EXERCISE:
What follows is a set of records; repeat all of them exactly.

────────

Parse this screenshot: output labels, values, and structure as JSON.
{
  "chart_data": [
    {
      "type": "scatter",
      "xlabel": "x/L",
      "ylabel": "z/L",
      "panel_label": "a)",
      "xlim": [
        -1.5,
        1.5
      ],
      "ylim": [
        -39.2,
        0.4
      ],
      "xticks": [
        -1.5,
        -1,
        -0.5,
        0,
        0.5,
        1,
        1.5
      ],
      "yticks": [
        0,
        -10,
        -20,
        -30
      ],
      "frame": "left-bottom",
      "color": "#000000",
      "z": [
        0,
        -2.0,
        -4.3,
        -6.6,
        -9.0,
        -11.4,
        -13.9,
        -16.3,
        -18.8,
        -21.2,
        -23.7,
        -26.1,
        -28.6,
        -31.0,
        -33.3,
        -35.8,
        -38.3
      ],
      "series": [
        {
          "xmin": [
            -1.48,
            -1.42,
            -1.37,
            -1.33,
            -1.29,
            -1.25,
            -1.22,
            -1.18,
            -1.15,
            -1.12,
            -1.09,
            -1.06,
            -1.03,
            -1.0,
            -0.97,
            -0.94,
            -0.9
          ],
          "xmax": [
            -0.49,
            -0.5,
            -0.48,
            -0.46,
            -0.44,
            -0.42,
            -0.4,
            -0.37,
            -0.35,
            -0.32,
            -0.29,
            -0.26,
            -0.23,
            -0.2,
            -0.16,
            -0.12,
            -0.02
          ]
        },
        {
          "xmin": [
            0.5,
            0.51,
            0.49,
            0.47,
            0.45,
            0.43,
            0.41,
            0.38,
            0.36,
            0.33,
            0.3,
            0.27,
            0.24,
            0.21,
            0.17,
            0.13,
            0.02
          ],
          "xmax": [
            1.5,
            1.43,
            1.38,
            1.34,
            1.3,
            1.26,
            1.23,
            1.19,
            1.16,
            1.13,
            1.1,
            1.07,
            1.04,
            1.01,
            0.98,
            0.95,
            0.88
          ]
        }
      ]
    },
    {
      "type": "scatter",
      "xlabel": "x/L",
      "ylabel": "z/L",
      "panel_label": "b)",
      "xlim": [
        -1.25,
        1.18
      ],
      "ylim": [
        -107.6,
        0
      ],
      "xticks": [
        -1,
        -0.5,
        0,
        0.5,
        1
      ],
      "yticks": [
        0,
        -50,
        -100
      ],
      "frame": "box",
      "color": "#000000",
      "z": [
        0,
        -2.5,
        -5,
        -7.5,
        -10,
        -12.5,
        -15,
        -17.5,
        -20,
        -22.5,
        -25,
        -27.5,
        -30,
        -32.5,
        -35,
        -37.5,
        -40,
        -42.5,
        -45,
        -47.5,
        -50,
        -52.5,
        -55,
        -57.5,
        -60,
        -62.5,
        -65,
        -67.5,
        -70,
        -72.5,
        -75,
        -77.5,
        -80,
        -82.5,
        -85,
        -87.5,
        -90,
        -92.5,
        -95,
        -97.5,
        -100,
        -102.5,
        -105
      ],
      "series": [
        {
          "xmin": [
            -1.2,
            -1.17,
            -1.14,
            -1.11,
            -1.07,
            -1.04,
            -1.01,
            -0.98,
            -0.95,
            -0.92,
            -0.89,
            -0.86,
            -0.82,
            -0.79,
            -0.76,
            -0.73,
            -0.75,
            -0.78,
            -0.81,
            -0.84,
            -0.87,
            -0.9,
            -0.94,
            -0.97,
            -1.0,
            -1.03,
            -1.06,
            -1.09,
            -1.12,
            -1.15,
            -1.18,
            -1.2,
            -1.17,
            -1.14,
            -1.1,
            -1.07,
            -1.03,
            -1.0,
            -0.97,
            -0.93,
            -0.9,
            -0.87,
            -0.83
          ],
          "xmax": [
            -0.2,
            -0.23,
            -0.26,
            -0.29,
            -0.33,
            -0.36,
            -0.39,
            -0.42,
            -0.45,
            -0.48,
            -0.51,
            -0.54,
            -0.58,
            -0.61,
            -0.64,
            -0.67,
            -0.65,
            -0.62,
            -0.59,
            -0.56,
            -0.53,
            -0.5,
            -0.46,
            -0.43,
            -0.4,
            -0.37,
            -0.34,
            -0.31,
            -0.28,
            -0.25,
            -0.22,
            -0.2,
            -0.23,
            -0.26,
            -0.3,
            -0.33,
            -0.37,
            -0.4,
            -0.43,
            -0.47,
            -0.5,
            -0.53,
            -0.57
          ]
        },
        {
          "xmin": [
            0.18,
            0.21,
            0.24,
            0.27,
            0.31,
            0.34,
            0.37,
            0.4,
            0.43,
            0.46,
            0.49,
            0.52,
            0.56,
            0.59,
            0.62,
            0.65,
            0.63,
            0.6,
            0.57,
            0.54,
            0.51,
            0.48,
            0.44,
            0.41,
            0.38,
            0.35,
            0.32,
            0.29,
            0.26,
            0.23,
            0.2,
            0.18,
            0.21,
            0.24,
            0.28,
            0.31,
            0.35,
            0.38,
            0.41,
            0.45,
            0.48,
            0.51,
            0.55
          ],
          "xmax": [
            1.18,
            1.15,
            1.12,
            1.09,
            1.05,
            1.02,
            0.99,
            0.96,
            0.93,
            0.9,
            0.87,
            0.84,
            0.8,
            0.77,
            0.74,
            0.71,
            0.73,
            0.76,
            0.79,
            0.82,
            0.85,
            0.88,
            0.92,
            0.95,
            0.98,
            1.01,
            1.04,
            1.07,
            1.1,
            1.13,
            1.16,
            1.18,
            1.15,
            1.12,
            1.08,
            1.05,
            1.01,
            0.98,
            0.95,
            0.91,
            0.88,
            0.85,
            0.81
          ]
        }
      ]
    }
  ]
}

────────

ANSWER BELOW:
Parse this screenshot: output labels, values, and structure as JSON.
{
  "chart_data": [
    {
      "type": "scatter",
      "xlabel": "x/L",
      "ylabel": "z/L",
      "panel_label": "a)",
      "xlim": [
        -1.5,
        1.5
      ],
      "ylim": [
        -39.2,
        0.4
      ],
      "xticks": [
        -1.5,
        -1,
        -0.5,
        0,
        0.5,
        1,
        1.5
      ],
      "yticks": [
        0,
        -10,
        -20,
        -30
      ],
      "frame": "left-bottom",
      "color": "#000000",
      "z": [
        0,
        -2.0,
        -4.3,
        -6.6,
        -9.0,
        -11.4,
        -13.9,
        -16.3,
        -18.8,
        -21.2,
        -23.7,
        -26.1,
        -28.6,
        -31.0,
        -33.3,
        -35.8,
        -38.3
      ],
      "series": [
        {
          "xmin": [
            -1.48,
            -1.42,
            -1.37,
            -1.33,
            -1.29,
            -1.25,
            -1.22,
            -1.18,
            -1.15,
            -1.12,
            -1.09,
            -1.06,
            -1.03,
            -1.0,
            -0.97,
            -0.94,
            -0.9
          ],
          "xmax": [
            -0.49,
            -0.5,
            -0.48,
            -0.46,
            -0.44,
            -0.42,
            -0.4,
            -0.37,
            -0.35,
            -0.32,
            -0.29,
            -0.26,
            -0.23,
            -0.2,
            -0.16,
            -0.12,
            -0.02
          ]
        },
        {
          "xmin": [
            0.5,
            0.51,
            0.49,
            0.47,
            0.45,
            0.43,
            0.41,
            0.38,
            0.36,
            0.33,
            0.3,
            0.27,
            0.24,
            0.21,
            0.17,
            0.13,
            0.02
          ],
          "xmax": [
            1.5,
            1.43,
            1.38,
            1.34,
            1.3,
            1.26,
            1.23,
            1.19,
            1.16,
            1.13,
            1.1,
            1.07,
            1.04,
            1.01,
            0.98,
            0.95,
            0.88
          ]
        }
      ]
    },
    {
      "type": "scatter",
      "xlabel": "x/L",
      "ylabel": "z/L",
      "panel_label": "b)",
      "xlim": [
        -1.25,
        1.18
      ],
      "ylim": [
        -107.6,
        0
      ],
      "xticks": [
        -1,
        -0.5,
        0,
        0.5,
        1
      ],
      "yticks": [
        0,
        -50,
        -100
      ],
      "frame": "box",
      "color": "#000000",
      "z": [
        0,
        -2.5,
        -5,
        -7.5,
        -10,
        -12.5,
        -15,
        -17.5,
        -20,
        -22.5,
        -25,
        -27.5,
        -30,
        -32.5,
        -35,
        -37.5,
        -40,
        -42.5,
        -45,
        -47.5,
        -50,
        -52.5,
        -55,
        -57.5,
        -60,
        -62.5,
        -65,
        -67.5,
        -70,
        -72.5,
        -75,
        -77.5,
        -80,
        -82.5,
        -85,
        -87.5,
        -90,
        -92.5,
        -95,
        -97.5,
        -100,
        -102.5,
        -105
      ],
      "series": [
        {
          "xmin": [
            -1.2,
            -1.17,
            -1.14,
            -1.11,
            -1.07,
            -1.04,
            -1.01,
            -0.98,
            -0.95,
            -0.92,
            -0.89,
            -0.86,
            -0.82,
            -0.79,
            -0.76,
            -0.73,
            -0.75,
            -0.78,
            -0.81,
            -0.84,
            -0.87,
            -0.9,
            -0.94,
            -0.97,
            -1.0,
            -1.03,
            -1.06,
            -1.09,
            -1.12,
            -1.15,
            -1.18,
            -1.2,
            -1.17,
            -1.14,
            -1.1,
            -1.07,
            -1.03,
            -1.0,
            -0.97,
            -0.93,
            -0.9,
            -0.87,
            -0.83
          ],
          "xmax": [
            -0.2,
            -0.23,
            -0.26,
            -0.29,
            -0.33,
            -0.36,
            -0.39,
            -0.42,
            -0.45,
            -0.48,
            -0.51,
            -0.54,
            -0.58,
            -0.61,
            -0.64,
            -0.67,
            -0.65,
            -0.62,
            -0.59,
            -0.56,
            -0.53,
            -0.5,
            -0.46,
            -0.43,
            -0.4,
            -0.37,
            -0.34,
            -0.31,
            -0.28,
            -0.25,
            -0.22,
            -0.2,
            -0.23,
            -0.26,
            -0.3,
            -0.33,
            -0.37,
            -0.4,
            -0.43,
            -0.47,
            -0.5,
            -0.53,
            -0.57
          ]
        },
        {
          "xmin": [
            0.18,
            0.21,
            0.24,
            0.27,
            0.31,
            0.34,
            0.37,
            0.4,
            0.43,
            0.46,
            0.49,
            0.52,
            0.56,
            0.59,
            0.62,
            0.65,
            0.63,
            0.6,
            0.57,
            0.54,
            0.51,
            0.48,
            0.44,
            0.41,
            0.38,
            0.35,
            0.32,
            0.29,
            0.26,
            0.23,
            0.2,
            0.18,
            0.21,
            0.24,
            0.28,
            0.31,
            0.35,
            0.38,
            0.41,
            0.45,
            0.48,
            0.51,
            0.55
          ],
          "xmax": [
            1.18,
            1.15,
            1.12,
            1.09,
            1.05,
            1.02,
            0.99,
            0.96,
            0.93,
            0.9,
            0.87,
            0.84,
            0.8,
            0.77,
            0.74,
            0.71,
            0.73,
            0.76,
            0.79,
            0.82,
            0.85,
            0.88,
            0.92,
            0.95,
            0.98,
            1.01,
            1.04,
            1.07,
            1.1,
            1.13,
            1.16,
            1.18,
            1.15,
            1.12,
            1.08,
            1.05,
            1.01,
            0.98,
            0.95,
            0.91,
            0.88,
            0.85,
            0.81
          ]
        }
      ]
    }
  ]
}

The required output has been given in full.